EXERCISE A:
In the thread about finding Gypsy horse breeders, rewrite the stretch from "Wow! Wonderful horses" through "with the horse.", replacing every "transporter" with "hauler".
EXERCISE B:
Answer these questions using the thread about finding Gypsy horse breeders:
(i) In which four countries did damnedEvans search for breeders?
(ii) About how many horses does the breeder found in France have?
(iii) How much did damnedEvans pay for transport, and over roughly what distance?

DOCUMENT TEXT:
Plenty of people in horses, with a large number of animals and who sell offspring, have pics of their stallions and mares, plus the pedigrees. I see they have pedigrees of some of their Thoroughbreds but none of their Gypsies or even pics of their Gypsy mares.

Lizzie


----------



## frabala (May 18, 2012)

Yes you are right .. I'm always keep looking for breeders in close countries..Italy would be easy for me ... or Romania..


----------



## damnedEvans (Jan 23, 2010)

We don't have Gypsy breeders in Romania. The breed is becoming more popular day by day but nobody is breeding them yet. Last year when I was searching for a Gypsy for sale I found a person that was selling 2 mares and one colt or filly but nothing spectacular. The horses were not well cared for and I'm sure that they were a very low quality. The only possibility that I found was importing one from another country. I searched for breeders in France, Germany, Spain and Netherlands. I found a breeder in France and I was really impressed by her site and horses. She has photos with all the horses that were put to sale, and she has around 50 - 70 horses. If you have a Facebook account you can take a look at the horses that she's selling. https://www.facebook.com/corinne.eisele


----------



## frabala (May 18, 2012)

Wow! Wonderful horses indeed !Any suggestions for transportation agents from this country?


----------



## damnedEvans (Jan 23, 2010)

We just talked to a guy that had a truck and trailer, so not a professional transporter. Is very hard here to find a professional livestock/horse transporter and if you find one is usually an international name that transport horses and is a bit on the expensive side. We payed around 1500 euros for almost/around 3600 km. You should think ahead if you decide to import a horse from such a distance. They want you to have a transport plan, to know exactly when and where do you intend to stop and let the horse rest. The lady that we bought the horse from asked us to tell her at what location we will stop on the road and let the horse rest. So you certainly need a transporter that knows places where you can stop for the night with the horse.


----------



## damnedEvans (Jan 23, 2010)

DATA EXTRACTS:
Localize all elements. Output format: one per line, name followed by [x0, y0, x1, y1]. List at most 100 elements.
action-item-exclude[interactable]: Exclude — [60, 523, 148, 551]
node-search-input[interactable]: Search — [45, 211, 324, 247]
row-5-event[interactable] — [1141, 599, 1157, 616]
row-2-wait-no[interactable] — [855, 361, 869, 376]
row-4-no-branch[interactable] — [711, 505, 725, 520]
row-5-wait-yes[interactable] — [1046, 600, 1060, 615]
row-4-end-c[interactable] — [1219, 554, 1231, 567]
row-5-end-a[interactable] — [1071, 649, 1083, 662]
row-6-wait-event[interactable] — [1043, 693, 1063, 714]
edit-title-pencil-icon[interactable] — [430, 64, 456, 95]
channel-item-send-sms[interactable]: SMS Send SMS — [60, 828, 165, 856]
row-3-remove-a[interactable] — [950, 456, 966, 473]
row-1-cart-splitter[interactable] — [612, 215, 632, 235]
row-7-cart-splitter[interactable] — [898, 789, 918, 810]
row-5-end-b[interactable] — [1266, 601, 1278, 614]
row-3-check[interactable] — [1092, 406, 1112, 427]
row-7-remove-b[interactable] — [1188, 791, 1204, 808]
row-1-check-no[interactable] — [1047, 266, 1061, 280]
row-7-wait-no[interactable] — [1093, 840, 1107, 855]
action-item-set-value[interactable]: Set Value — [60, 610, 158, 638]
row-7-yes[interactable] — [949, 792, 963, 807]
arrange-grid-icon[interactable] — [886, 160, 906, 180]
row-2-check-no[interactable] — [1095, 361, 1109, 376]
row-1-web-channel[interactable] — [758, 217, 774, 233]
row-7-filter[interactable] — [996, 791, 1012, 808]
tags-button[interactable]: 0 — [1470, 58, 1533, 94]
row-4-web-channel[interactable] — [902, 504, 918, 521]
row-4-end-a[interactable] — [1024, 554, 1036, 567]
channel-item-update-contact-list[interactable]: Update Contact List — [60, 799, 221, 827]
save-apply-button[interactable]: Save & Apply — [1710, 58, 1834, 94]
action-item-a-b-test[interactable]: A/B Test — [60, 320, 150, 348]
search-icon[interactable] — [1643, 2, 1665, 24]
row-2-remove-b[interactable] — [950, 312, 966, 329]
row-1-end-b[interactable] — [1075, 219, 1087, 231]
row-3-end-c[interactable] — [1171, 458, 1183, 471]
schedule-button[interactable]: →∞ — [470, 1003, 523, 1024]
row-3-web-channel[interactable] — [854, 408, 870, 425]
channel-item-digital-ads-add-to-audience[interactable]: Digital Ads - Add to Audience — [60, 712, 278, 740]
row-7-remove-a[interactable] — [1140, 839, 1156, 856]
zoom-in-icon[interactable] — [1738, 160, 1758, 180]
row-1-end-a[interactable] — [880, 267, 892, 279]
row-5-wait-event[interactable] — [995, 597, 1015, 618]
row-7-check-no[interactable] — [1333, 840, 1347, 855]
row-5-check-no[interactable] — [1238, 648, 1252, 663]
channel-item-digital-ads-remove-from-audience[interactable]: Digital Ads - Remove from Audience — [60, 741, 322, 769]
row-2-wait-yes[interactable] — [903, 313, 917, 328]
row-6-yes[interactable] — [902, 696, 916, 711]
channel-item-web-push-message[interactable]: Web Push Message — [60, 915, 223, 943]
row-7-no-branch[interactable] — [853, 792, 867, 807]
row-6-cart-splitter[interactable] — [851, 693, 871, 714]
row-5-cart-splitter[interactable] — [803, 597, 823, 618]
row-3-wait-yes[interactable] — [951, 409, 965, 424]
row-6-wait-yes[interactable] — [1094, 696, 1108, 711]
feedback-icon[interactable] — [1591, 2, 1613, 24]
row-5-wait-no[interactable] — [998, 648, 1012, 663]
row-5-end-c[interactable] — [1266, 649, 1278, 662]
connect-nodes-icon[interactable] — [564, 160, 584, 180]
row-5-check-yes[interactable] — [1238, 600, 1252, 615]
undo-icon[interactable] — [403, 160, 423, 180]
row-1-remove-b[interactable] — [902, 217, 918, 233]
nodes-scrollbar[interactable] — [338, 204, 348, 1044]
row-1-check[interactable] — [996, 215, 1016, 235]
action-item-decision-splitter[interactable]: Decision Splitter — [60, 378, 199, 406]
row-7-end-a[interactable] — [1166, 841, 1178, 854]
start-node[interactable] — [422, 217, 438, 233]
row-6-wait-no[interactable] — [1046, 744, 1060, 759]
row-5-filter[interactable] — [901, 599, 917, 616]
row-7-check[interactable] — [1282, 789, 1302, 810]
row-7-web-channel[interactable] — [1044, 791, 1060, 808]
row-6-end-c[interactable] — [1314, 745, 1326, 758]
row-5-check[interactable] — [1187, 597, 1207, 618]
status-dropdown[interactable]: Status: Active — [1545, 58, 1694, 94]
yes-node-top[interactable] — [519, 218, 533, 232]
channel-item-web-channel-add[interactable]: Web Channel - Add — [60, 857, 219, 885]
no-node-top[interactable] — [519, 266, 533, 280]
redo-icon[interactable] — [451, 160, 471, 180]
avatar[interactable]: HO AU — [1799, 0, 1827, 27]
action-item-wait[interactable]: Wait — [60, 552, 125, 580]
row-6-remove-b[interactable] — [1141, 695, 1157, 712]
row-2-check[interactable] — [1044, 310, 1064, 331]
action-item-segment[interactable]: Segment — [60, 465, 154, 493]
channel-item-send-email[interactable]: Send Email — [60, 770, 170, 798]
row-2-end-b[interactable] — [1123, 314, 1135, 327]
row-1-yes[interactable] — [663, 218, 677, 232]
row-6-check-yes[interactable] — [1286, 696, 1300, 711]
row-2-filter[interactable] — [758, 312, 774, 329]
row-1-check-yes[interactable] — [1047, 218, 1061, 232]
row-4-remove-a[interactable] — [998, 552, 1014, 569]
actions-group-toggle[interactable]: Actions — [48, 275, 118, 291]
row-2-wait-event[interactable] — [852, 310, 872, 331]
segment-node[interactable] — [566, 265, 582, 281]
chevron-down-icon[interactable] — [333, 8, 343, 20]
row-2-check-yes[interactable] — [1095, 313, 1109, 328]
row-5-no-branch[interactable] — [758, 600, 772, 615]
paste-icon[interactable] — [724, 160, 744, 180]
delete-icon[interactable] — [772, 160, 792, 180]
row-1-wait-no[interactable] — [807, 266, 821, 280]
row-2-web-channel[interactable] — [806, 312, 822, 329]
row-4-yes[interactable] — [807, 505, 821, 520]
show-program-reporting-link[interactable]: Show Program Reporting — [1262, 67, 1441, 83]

TASK OUTPUT A:
Wow! Wonderful horses indeed !Any suggestions for transportation agents from this country?


----------



## damnedEvans (Jan 23, 2010)

We just talked to a guy that had a truck and trailer, so not a professional hauler. Is very hard here to find a professional livestock/horse hauler and if you find one is usually an international name that transport horses and is a bit on the expensive side. We payed around 1500 euros for almost/around 3600 km. You should think ahead if you decide to import a horse from such a distance. They want you to have a transport plan, to know exactly when and where do you intend to stop and let the horse rest. The lady that we bought the horse from asked us to tell her at what location we will stop on the road and let the horse rest. So you certainly need a hauler that knows places where you can stop for the night with the horse.

TASK OUTPUT B:
(i) France, Germany, Spain and Netherlands.
(ii) Around 50 to 70 horses.
(iii) Around 1500 euros for almost/around 3600 km.